- **Raw records**
——

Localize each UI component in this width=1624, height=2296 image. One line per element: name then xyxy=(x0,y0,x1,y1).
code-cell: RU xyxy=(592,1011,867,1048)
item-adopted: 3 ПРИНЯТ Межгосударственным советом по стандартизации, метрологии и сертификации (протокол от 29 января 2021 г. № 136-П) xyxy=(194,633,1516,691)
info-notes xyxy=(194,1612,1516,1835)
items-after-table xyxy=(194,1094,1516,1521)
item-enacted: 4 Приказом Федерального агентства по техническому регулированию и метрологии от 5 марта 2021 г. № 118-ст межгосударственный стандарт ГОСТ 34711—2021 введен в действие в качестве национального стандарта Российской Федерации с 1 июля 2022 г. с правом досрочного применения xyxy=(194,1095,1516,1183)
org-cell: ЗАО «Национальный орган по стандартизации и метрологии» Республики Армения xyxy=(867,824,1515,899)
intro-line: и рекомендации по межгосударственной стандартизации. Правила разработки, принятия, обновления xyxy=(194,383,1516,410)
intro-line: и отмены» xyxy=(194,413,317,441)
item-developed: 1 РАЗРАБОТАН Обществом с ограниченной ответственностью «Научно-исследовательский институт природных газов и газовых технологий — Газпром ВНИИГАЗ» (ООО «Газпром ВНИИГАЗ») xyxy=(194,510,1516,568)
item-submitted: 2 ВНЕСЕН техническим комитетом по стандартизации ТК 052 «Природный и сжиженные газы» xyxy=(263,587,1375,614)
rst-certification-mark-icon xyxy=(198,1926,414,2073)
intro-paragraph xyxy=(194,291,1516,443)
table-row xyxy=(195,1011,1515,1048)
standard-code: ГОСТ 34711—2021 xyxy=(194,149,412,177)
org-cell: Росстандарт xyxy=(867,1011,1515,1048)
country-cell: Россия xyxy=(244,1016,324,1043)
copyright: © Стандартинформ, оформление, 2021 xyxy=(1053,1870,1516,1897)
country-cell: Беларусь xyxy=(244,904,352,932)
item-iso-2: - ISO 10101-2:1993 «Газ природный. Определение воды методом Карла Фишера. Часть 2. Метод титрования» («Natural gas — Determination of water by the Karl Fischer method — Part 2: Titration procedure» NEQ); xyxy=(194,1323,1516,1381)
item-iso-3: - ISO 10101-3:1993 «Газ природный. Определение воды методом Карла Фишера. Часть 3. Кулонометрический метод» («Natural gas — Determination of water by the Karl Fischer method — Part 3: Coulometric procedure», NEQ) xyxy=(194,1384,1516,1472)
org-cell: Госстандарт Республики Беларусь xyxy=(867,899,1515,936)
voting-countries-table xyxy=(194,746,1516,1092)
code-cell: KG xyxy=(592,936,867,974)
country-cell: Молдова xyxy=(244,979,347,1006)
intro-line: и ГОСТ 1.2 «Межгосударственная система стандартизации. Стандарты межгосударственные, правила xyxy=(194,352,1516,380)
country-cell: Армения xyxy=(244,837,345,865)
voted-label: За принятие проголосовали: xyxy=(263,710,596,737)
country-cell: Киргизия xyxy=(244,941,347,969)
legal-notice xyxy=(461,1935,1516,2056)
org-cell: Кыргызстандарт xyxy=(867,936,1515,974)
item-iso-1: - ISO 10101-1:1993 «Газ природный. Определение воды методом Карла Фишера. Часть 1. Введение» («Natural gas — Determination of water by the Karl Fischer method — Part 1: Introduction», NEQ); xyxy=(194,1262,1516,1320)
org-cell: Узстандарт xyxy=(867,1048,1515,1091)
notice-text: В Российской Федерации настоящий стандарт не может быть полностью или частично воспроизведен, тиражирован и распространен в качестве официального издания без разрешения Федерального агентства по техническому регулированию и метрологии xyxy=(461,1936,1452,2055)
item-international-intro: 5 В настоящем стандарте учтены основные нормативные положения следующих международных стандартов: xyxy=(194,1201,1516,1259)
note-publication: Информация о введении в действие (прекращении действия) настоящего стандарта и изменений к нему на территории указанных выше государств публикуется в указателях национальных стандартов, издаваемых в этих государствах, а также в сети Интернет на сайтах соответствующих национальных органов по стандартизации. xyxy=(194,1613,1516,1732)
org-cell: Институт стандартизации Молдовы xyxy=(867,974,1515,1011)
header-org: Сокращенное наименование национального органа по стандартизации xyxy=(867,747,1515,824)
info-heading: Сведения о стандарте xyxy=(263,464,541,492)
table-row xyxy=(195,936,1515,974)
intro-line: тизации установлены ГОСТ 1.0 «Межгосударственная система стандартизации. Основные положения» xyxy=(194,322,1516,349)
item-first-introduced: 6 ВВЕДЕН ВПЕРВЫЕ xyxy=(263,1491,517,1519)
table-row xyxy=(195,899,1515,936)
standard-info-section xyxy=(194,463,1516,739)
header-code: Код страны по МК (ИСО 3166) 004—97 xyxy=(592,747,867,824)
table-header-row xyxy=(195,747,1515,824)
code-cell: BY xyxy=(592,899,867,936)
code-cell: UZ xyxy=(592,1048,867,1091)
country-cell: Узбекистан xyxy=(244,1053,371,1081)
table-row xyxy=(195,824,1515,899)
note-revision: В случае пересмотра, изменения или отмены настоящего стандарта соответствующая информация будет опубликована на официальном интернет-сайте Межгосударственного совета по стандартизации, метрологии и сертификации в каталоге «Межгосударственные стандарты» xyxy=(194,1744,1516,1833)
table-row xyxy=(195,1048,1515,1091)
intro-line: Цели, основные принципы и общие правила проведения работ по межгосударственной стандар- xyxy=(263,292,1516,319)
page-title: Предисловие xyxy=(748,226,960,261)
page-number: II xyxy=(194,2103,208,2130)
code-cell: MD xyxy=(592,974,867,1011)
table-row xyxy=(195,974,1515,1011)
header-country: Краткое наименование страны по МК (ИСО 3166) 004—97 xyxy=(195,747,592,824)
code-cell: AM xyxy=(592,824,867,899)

——

- **What you have to do**
Return every line of the records above unchanged, in the same order.

- **Result of this exercise**
Localize each UI component in this width=1624, height=2296 image. One line per element: name then xyxy=(x0,y0,x1,y1).
code-cell: RU xyxy=(592,1011,867,1048)
item-adopted: 3 ПРИНЯТ Межгосударственным советом по стандартизации, метрологии и сертификации (протокол от 29 января 2021 г. № 136-П) xyxy=(194,633,1516,691)
info-notes xyxy=(194,1612,1516,1835)
items-after-table xyxy=(194,1094,1516,1521)
item-enacted: 4 Приказом Федерального агентства по техническому регулированию и метрологии от 5 марта 2021 г. № 118-ст межгосударственный стандарт ГОСТ 34711—2021 введен в действие в качестве национального стандарта Российской Федерации с 1 июля 2022 г. с правом досрочного применения xyxy=(194,1095,1516,1183)
org-cell: ЗАО «Национальный орган по стандартизации и метрологии» Республики Армения xyxy=(867,824,1515,899)
intro-line: и рекомендации по межгосударственной стандартизации. Правила разработки, принятия, обновления xyxy=(194,383,1516,410)
intro-line: и отмены» xyxy=(194,413,317,441)
item-developed: 1 РАЗРАБОТАН Обществом с ограниченной ответственностью «Научно-исследовательский институт природных газов и газовых технологий — Газпром ВНИИГАЗ» (ООО «Газпром ВНИИГАЗ») xyxy=(194,510,1516,568)
item-submitted: 2 ВНЕСЕН техническим комитетом по стандартизации ТК 052 «Природный и сжиженные газы» xyxy=(263,587,1375,614)
rst-certification-mark-icon xyxy=(198,1926,414,2073)
intro-paragraph xyxy=(194,291,1516,443)
table-row xyxy=(195,1011,1515,1048)
standard-code: ГОСТ 34711—2021 xyxy=(194,149,412,177)
org-cell: Росстандарт xyxy=(867,1011,1515,1048)
country-cell: Россия xyxy=(244,1016,324,1043)
copyright: © Стандартинформ, оформление, 2021 xyxy=(1053,1870,1516,1897)
country-cell: Беларусь xyxy=(244,904,352,932)
item-iso-2: - ISO 10101-2:1993 «Газ природный. Определение воды методом Карла Фишера. Часть 2. Метод титрования» («Natural gas — Determination of water by the Karl Fischer method — Part 2: Titration procedure» NEQ); xyxy=(194,1323,1516,1381)
item-iso-3: - ISO 10101-3:1993 «Газ природный. Определение воды методом Карла Фишера. Часть 3. Кулонометрический метод» («Natural gas — Determination of water by the Karl Fischer method — Part 3: Coulometric procedure», NEQ) xyxy=(194,1384,1516,1472)
org-cell: Госстандарт Республики Беларусь xyxy=(867,899,1515,936)
voting-countries-table xyxy=(194,746,1516,1092)
code-cell: KG xyxy=(592,936,867,974)
country-cell: Молдова xyxy=(244,979,347,1006)
intro-line: и ГОСТ 1.2 «Межгосударственная система стандартизации. Стандарты межгосударственные, правила xyxy=(194,352,1516,380)
country-cell: Армения xyxy=(244,837,345,865)
voted-label: За принятие проголосовали: xyxy=(263,710,596,737)
country-cell: Киргизия xyxy=(244,941,347,969)
legal-notice xyxy=(461,1935,1516,2056)
org-cell: Кыргызстандарт xyxy=(867,936,1515,974)
item-iso-1: - ISO 10101-1:1993 «Газ природный. Определение воды методом Карла Фишера. Часть 1. Введение» («Natural gas — Determination of water by the Karl Fischer method — Part 1: Introduction», NEQ); xyxy=(194,1262,1516,1320)
org-cell: Узстандарт xyxy=(867,1048,1515,1091)
notice-text: В Российской Федерации настоящий стандарт не может быть полностью или частично воспроизведен, тиражирован и распространен в качестве официального издания без разрешения Федерального агентства по техническому регулированию и метрологии xyxy=(461,1936,1452,2055)
item-international-intro: 5 В настоящем стандарте учтены основные нормативные положения следующих международных стандартов: xyxy=(194,1201,1516,1259)
note-publication: Информация о введении в действие (прекращении действия) настоящего стандарта и изменений к нему на территории указанных выше государств публикуется в указателях национальных стандартов, издаваемых в этих государствах, а также в сети Интернет на сайтах соответствующих национальных органов по стандартизации. xyxy=(194,1613,1516,1732)
org-cell: Институт стандартизации Молдовы xyxy=(867,974,1515,1011)
header-org: Сокращенное наименование национального органа по стандартизации xyxy=(867,747,1515,824)
info-heading: Сведения о стандарте xyxy=(263,464,541,492)
table-row xyxy=(195,936,1515,974)
intro-line: тизации установлены ГОСТ 1.0 «Межгосударственная система стандартизации. Основные положения» xyxy=(194,322,1516,349)
item-first-introduced: 6 ВВЕДЕН ВПЕРВЫЕ xyxy=(263,1491,517,1519)
table-row xyxy=(195,899,1515,936)
standard-info-section xyxy=(194,463,1516,739)
header-code: Код страны по МК (ИСО 3166) 004—97 xyxy=(592,747,867,824)
table-header-row xyxy=(195,747,1515,824)
code-cell: BY xyxy=(592,899,867,936)
code-cell: UZ xyxy=(592,1048,867,1091)
country-cell: Узбекистан xyxy=(244,1053,371,1081)
table-row xyxy=(195,824,1515,899)
note-revision: В случае пересмотра, изменения или отмены настоящего стандарта соответствующая информация будет опубликована на официальном интернет-сайте Межгосударственного совета по стандартизации, метрологии и сертификации в каталоге «Межгосударственные стандарты» xyxy=(194,1744,1516,1833)
table-row xyxy=(195,1048,1515,1091)
intro-line: Цели, основные принципы и общие правила проведения работ по межгосударственной стандар- xyxy=(263,292,1516,319)
page-title: Предисловие xyxy=(748,226,960,261)
page-number: II xyxy=(194,2103,208,2130)
code-cell: MD xyxy=(592,974,867,1011)
table-row xyxy=(195,974,1515,1011)
header-country: Краткое наименование страны по МК (ИСО 3166) 004—97 xyxy=(195,747,592,824)
code-cell: AM xyxy=(592,824,867,899)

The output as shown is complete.